* [Required task]:
Of all the lines in the data below, how many contain "Industrial"? Report that number alone.

-- start Recorded data --

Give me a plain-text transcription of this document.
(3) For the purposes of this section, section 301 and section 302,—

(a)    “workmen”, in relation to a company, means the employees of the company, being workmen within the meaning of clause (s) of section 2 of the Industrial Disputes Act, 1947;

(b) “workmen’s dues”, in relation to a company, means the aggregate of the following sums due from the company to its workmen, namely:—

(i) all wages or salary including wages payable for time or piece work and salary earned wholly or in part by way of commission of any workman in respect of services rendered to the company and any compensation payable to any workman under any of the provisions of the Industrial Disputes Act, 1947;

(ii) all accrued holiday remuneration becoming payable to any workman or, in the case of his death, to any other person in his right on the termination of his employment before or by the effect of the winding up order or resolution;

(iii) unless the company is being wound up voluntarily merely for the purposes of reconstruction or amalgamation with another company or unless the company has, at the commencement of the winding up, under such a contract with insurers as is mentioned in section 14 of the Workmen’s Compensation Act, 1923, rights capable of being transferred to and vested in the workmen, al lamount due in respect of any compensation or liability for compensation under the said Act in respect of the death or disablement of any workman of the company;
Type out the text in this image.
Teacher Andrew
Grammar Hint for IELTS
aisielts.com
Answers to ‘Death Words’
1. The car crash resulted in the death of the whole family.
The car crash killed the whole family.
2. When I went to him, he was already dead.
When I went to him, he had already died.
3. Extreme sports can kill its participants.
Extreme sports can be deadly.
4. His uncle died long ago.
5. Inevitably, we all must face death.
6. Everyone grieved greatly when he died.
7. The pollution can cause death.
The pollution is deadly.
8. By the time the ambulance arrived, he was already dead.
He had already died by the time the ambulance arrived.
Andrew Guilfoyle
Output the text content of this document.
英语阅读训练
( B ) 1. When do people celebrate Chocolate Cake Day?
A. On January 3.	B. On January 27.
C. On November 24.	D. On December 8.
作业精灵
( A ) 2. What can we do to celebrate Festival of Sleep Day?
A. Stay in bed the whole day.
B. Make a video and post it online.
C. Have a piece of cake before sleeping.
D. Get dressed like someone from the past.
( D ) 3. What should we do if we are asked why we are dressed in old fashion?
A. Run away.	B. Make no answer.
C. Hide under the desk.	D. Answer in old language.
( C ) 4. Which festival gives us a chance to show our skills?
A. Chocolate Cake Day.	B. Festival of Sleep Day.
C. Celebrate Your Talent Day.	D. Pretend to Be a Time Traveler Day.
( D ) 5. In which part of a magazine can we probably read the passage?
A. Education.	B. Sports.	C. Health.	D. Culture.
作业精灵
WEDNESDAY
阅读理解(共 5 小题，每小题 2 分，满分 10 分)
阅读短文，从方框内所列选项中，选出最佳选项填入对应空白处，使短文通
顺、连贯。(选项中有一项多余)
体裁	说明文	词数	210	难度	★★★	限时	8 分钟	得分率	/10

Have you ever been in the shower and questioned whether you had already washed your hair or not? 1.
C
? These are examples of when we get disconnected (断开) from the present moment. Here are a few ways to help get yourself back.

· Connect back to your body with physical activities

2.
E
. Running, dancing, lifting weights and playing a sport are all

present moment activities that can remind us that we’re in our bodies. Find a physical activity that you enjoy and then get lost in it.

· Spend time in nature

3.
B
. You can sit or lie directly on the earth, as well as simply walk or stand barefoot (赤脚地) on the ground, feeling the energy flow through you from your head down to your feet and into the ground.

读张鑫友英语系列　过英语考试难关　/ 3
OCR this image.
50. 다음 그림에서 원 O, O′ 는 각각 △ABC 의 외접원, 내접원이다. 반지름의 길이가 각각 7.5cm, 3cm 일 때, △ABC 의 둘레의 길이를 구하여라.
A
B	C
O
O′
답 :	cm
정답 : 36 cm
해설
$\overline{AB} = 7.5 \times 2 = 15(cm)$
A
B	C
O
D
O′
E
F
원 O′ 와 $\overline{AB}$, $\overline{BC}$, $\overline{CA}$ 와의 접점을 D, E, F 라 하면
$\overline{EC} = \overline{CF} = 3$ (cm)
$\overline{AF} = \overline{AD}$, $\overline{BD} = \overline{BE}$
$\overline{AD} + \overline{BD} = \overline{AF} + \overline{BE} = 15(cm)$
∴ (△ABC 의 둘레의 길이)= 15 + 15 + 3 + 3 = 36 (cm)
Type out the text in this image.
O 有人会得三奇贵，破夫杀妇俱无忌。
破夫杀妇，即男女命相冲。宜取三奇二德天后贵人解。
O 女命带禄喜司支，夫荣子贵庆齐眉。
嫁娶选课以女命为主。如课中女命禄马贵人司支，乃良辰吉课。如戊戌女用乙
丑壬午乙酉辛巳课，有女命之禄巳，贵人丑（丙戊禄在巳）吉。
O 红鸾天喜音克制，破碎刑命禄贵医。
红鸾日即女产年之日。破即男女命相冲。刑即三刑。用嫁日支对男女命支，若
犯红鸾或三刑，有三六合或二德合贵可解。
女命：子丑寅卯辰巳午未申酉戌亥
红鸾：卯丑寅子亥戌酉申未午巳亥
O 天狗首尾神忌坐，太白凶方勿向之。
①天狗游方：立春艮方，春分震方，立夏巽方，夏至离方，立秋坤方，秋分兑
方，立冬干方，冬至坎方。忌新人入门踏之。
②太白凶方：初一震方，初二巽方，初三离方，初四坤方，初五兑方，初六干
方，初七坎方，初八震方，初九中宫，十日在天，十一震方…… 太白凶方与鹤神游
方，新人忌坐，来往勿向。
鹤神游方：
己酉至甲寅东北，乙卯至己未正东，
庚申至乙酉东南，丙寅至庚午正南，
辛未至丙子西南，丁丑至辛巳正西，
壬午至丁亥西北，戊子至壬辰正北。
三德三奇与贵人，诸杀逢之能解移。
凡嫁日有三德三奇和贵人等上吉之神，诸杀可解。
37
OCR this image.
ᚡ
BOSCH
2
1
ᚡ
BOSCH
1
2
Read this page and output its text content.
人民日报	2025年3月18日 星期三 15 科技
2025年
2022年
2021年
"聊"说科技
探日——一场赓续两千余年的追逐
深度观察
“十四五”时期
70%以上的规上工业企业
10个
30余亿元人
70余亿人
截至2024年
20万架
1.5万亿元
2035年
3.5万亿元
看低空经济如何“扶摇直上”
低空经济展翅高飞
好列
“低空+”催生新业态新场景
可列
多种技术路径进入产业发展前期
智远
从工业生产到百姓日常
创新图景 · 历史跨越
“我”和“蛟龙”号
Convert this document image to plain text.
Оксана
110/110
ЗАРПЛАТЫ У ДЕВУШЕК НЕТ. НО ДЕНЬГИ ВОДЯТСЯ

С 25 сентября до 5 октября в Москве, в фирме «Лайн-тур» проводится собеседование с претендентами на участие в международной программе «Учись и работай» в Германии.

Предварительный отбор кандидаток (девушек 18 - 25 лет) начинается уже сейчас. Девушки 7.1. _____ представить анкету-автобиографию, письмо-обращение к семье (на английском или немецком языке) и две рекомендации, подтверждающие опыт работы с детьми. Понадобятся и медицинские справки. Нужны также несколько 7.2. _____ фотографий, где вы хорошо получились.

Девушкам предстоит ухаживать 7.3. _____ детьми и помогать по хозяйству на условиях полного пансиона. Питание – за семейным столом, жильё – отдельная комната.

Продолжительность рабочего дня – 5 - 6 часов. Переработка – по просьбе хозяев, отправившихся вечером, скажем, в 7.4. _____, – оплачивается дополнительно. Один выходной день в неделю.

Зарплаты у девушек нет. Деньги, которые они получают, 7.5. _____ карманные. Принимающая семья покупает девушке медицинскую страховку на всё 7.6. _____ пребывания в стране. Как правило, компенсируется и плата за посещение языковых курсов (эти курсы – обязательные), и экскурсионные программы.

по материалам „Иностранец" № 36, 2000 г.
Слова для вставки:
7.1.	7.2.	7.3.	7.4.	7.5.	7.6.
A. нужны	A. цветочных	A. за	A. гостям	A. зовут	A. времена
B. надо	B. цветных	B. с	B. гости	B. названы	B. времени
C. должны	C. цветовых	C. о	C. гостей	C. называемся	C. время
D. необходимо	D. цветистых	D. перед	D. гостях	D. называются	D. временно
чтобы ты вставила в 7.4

-- end Recorded data --

* [Output for this exercise]:
2